• **THE REQUEST**
Gather up the lines with the word "title" in them.
+++ DATA SHOWN
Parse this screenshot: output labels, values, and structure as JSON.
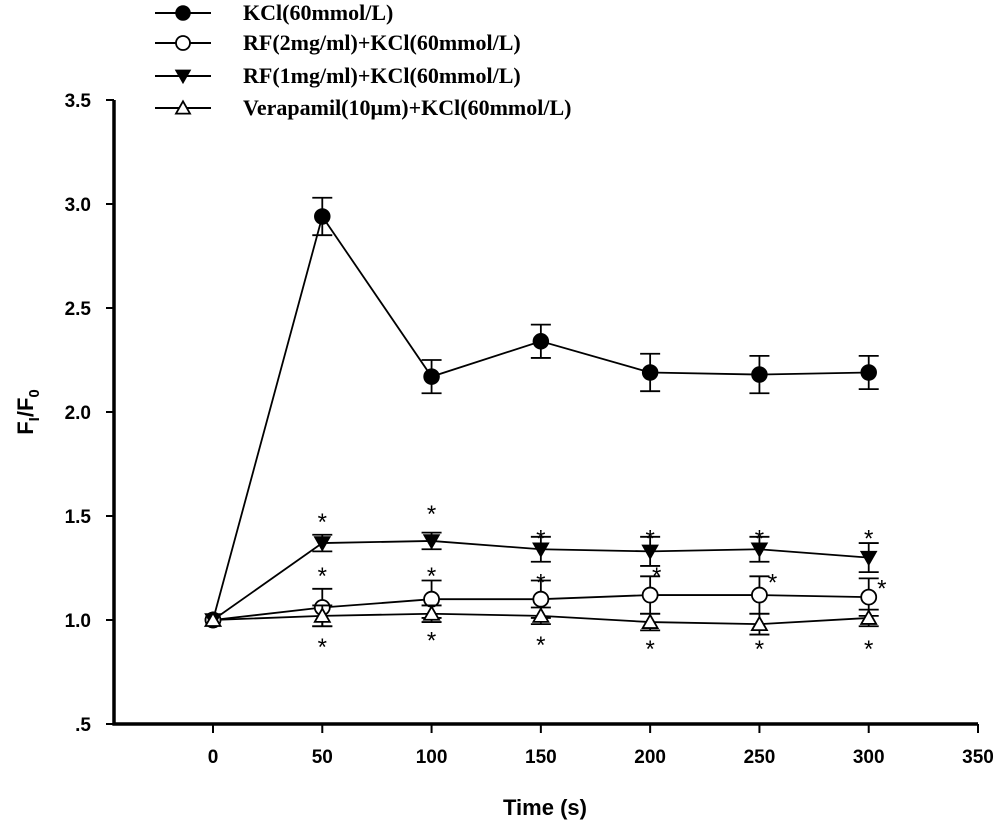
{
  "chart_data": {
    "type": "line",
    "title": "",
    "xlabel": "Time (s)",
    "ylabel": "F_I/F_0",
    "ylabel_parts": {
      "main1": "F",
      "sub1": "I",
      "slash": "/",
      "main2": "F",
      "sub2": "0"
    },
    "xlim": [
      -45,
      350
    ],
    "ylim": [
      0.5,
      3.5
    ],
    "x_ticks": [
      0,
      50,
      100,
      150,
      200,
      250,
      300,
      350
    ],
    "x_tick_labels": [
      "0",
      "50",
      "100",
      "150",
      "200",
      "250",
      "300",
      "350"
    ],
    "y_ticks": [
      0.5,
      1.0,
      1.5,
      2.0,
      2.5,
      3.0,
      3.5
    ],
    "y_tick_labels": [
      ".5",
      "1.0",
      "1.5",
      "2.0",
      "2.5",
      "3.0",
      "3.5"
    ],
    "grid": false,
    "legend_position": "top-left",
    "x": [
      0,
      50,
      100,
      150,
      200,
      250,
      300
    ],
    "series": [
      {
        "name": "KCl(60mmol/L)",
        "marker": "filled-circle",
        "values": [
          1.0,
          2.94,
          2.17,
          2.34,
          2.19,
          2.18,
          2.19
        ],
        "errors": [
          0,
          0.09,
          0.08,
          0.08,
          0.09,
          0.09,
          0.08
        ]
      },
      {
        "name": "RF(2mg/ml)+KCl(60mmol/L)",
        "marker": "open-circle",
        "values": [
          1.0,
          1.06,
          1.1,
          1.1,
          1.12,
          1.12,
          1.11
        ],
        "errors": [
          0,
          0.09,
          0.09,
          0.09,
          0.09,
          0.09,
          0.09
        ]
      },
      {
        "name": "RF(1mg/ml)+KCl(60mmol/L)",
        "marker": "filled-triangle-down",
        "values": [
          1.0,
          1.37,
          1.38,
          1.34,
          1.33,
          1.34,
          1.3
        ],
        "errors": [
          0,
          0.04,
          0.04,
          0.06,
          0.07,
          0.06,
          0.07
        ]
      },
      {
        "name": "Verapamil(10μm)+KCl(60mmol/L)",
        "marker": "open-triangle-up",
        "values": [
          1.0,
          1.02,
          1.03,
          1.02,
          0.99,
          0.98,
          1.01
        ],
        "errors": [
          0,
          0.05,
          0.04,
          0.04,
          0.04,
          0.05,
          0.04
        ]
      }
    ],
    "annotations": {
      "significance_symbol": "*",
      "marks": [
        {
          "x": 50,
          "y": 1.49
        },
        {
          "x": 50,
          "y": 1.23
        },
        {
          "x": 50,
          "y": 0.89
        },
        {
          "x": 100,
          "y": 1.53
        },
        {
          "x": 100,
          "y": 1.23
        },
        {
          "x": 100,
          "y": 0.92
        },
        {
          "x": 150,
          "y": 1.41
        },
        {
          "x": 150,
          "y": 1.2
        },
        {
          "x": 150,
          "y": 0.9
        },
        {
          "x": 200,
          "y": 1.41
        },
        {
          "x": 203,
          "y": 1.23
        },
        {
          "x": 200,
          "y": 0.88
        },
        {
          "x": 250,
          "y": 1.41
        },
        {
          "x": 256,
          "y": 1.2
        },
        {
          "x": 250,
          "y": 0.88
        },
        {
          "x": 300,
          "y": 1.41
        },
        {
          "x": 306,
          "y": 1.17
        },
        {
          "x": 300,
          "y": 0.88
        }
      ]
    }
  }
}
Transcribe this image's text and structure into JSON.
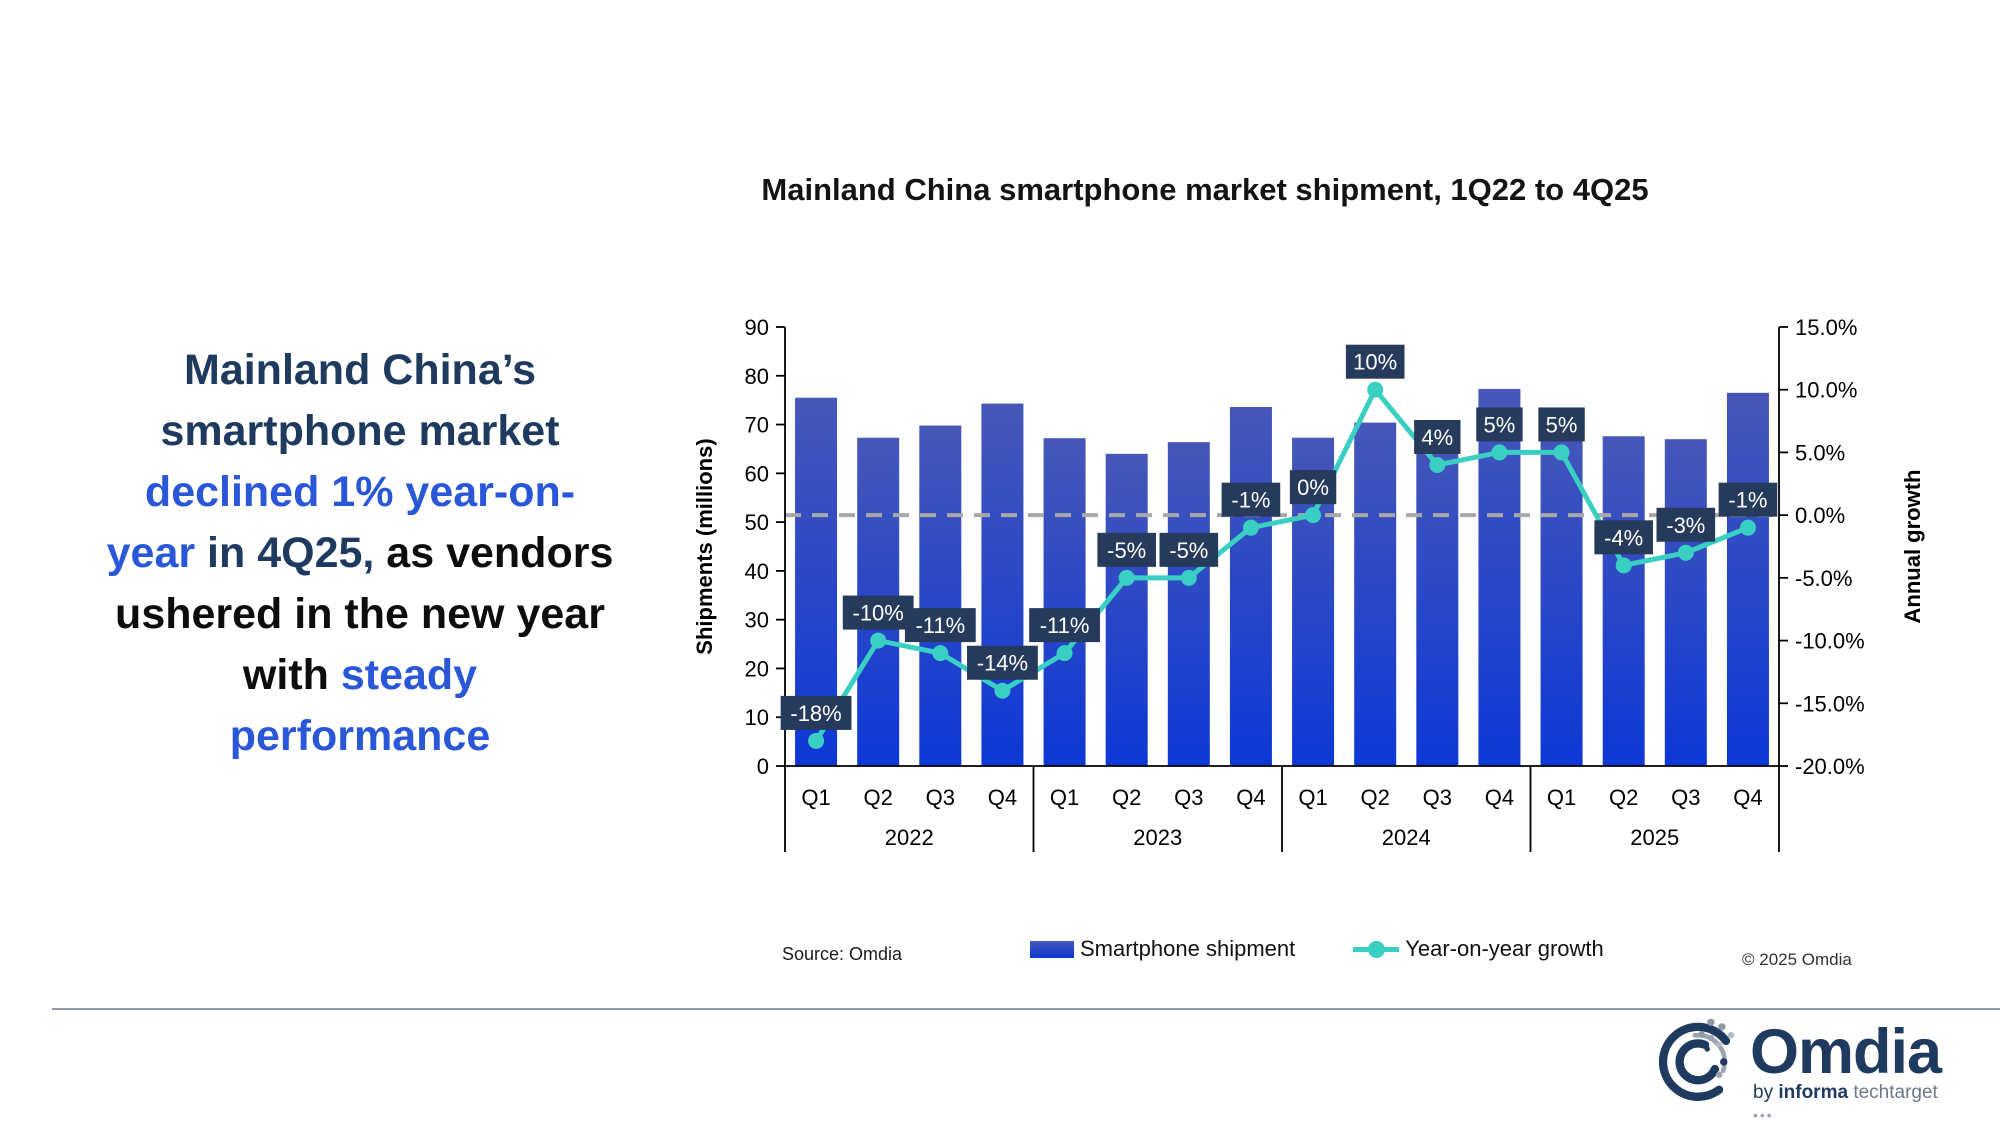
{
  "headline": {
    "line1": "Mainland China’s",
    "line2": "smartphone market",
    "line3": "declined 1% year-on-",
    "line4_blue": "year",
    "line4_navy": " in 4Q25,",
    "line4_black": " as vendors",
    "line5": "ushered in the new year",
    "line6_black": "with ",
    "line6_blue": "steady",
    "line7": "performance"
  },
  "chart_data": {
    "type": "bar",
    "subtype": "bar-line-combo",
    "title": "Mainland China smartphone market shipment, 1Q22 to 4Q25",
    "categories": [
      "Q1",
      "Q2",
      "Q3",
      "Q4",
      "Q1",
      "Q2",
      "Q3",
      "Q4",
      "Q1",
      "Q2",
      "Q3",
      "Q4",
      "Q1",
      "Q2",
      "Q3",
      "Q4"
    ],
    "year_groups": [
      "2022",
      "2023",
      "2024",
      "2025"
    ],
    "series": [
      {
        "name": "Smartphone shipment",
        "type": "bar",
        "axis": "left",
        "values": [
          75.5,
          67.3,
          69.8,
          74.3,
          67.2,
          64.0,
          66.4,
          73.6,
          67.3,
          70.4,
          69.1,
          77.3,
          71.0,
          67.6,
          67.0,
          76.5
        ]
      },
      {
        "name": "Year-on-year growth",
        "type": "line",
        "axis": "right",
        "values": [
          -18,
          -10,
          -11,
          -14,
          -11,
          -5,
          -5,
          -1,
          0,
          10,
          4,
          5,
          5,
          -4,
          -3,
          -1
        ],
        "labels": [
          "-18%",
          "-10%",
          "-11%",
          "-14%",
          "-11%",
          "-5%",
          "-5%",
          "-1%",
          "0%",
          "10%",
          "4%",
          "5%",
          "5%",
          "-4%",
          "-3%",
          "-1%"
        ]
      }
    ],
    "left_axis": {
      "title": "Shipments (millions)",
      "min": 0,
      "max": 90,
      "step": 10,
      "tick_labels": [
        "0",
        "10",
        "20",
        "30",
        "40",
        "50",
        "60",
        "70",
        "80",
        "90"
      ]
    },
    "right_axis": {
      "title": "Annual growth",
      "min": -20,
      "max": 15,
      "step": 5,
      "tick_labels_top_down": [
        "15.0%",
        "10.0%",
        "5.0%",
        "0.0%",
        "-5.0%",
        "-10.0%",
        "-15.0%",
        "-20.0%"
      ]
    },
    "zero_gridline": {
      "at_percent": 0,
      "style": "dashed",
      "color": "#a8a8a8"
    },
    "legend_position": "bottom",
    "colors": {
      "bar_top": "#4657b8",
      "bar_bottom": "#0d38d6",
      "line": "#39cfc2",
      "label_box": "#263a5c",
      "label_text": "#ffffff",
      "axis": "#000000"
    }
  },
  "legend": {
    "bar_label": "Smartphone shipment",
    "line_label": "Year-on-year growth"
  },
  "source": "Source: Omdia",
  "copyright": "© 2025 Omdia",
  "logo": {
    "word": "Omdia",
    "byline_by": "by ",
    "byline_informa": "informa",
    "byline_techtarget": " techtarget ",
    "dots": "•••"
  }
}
++++++
• **WORKED ANSWER**
    "title": "",
    "title": "Mainland China smartphone market shipment, 1Q22 to 4Q25",
      "title": "Shipments (millions)",
      "title": "Annual growth",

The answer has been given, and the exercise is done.